- SET PROBLEM
Copy every line of the records below where the word "比较分散" occurs.

# START OF RECORD EXCERPTS

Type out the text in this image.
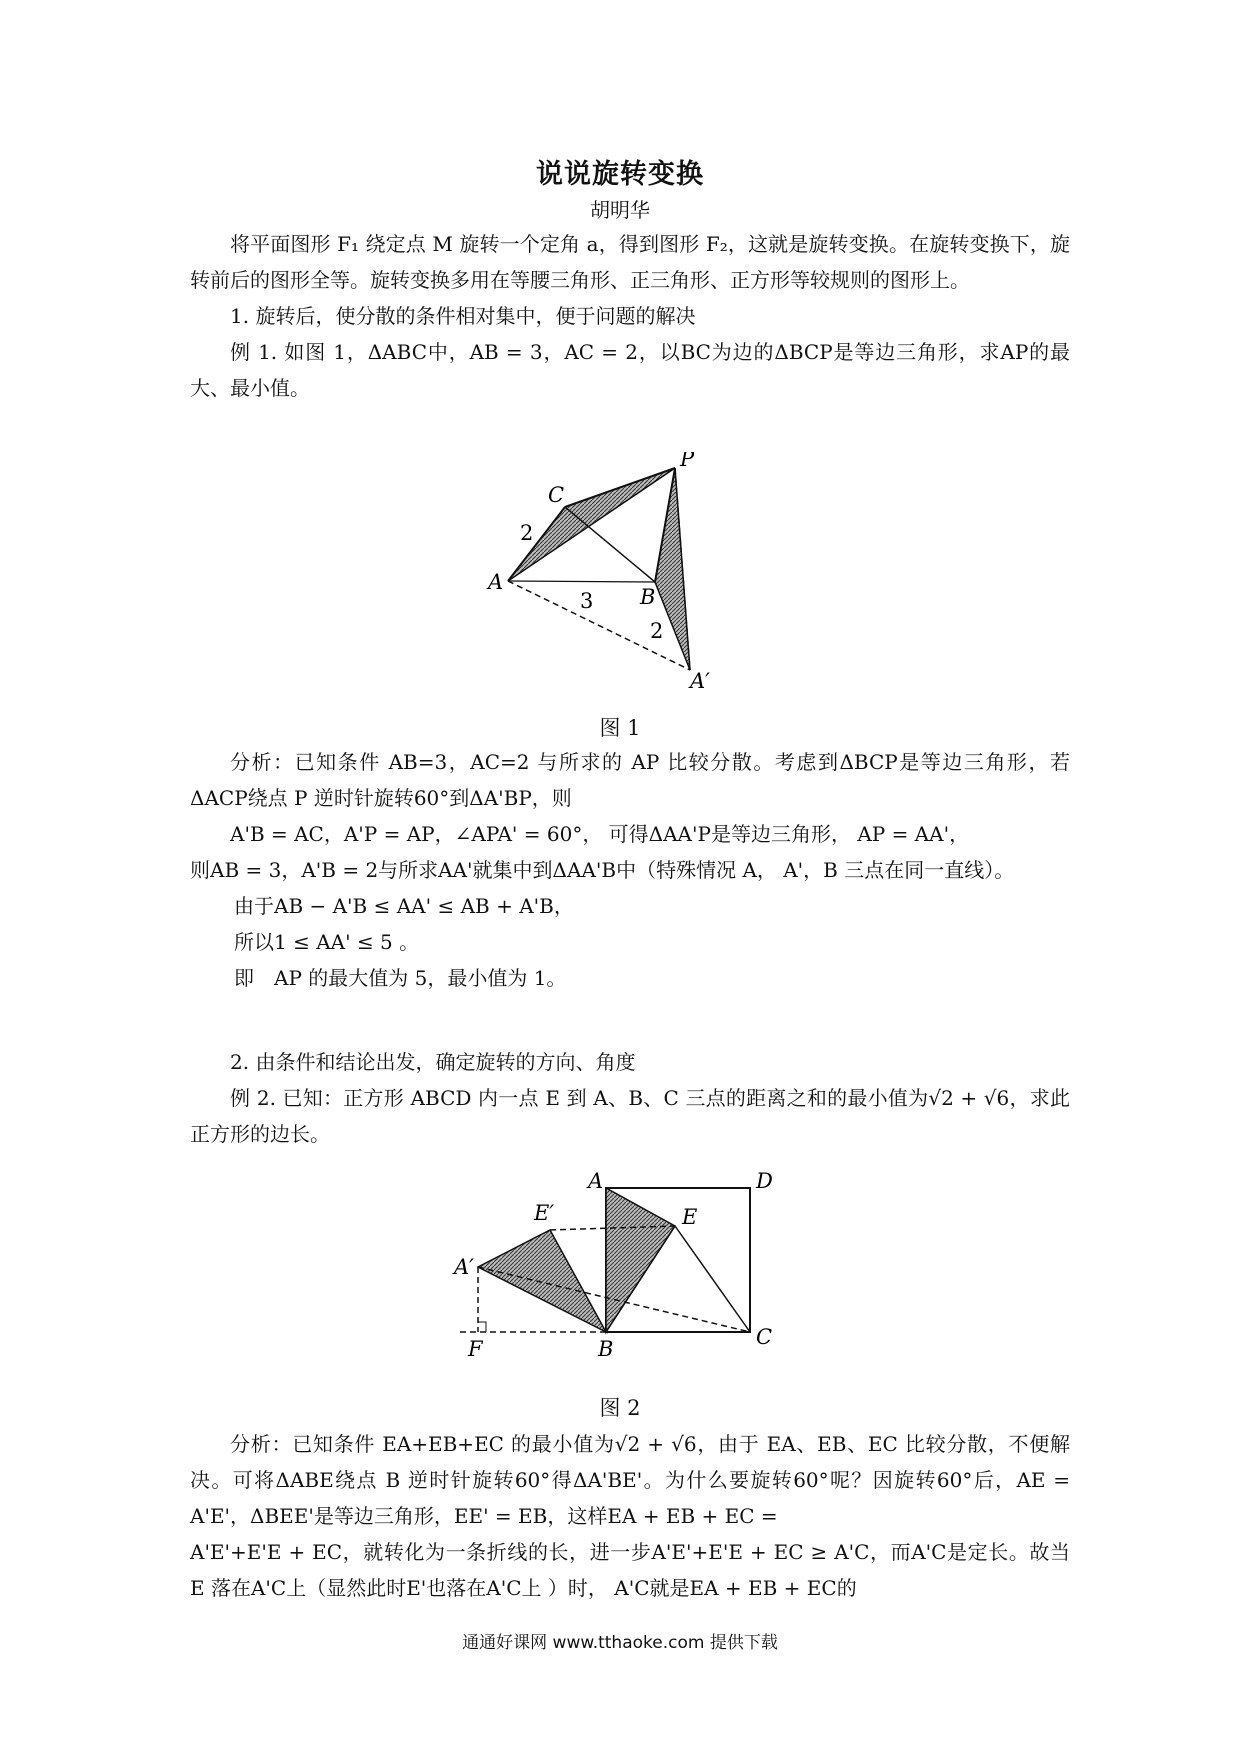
说说旋转变换
胡明华

将平面图形 F₁ 绕定点 M 旋转一个定角 a，得到图形 F₂，这就是旋转变换。在旋转变换下，旋转前后的图形全等。旋转变换多用在等腰三角形、正三角形、正方形等较规则的图形上。

1. 旋转后，使分散的条件相对集中，便于问题的解决

例 1. 如图 1，ΔABC中，AB = 3，AC = 2，以BC为边的ΔBCP是等边三角形，求AP的最大、最小值。

A
B
C
P
A′
2
3
2
图 1

分析：已知条件 AB=3，AC=2 与所求的 AP 比较分散。考虑到ΔBCP是等边三角形，若ΔACP绕点 P 逆时针旋转60°到ΔA'BP，则

A'B = AC，A'P = AP，∠APA' = 60°， 可得ΔAA'P是等边三角形， AP = AA'，

则AB = 3，A'B = 2与所求AA'就集中到ΔAA'B中（特殊情况 A， A'，B 三点在同一直线）。

由于AB − A'B ≤ AA' ≤ AB + A'B，

所以1 ≤ AA' ≤ 5 。

即　AP 的最大值为 5，最小值为 1。

2. 由条件和结论出发，确定旋转的方向、角度

例 2. 已知：正方形 ABCD 内一点 E 到 A、B、C 三点的距离之和的最小值为√2 + √6，求此正方形的边长。

A	D
E
E′
A′
B	C
F
图 2

分析：已知条件 EA+EB+EC 的最小值为√2 + √6，由于 EA、EB、EC 比较分散，不便解决。可将ΔABE绕点 B 逆时针旋转60°得ΔA'BE'。为什么要旋转60°呢？因旋转60°后，AE = A'E'，ΔBEE'是等边三角形，EE' = EB，这样EA + EB + EC =

A'E'+E'E + EC，就转化为一条折线的长，进一步A'E'+E'E + EC ≥ A'C，而A'C是定长。故当 E 落在A'C上（显然此时E'也落在A'C上 ）时， A'C就是EA + EB + EC的

通通好课网 www.tthaoke.com 提供下载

# END OF RECORD EXCERPTS

- SOLUTION TO THE EXERCISE
分析：已知条件 AB=3，AC=2 与所求的 AP 比较分散。考虑到ΔBCP是等边三角形，若ΔACP绕点 P 逆时针旋转60°到ΔA'BP，则
分析：已知条件 EA+EB+EC 的最小值为√2 + √6，由于 EA、EB、EC 比较分散，不便解决。可将ΔABE绕点 B 逆时针旋转60°得ΔA'BE'。为什么要旋转60°呢？因旋转60°后，AE = A'E'，ΔBEE'是等边三角形，EE' = EB，这样EA + EB + EC =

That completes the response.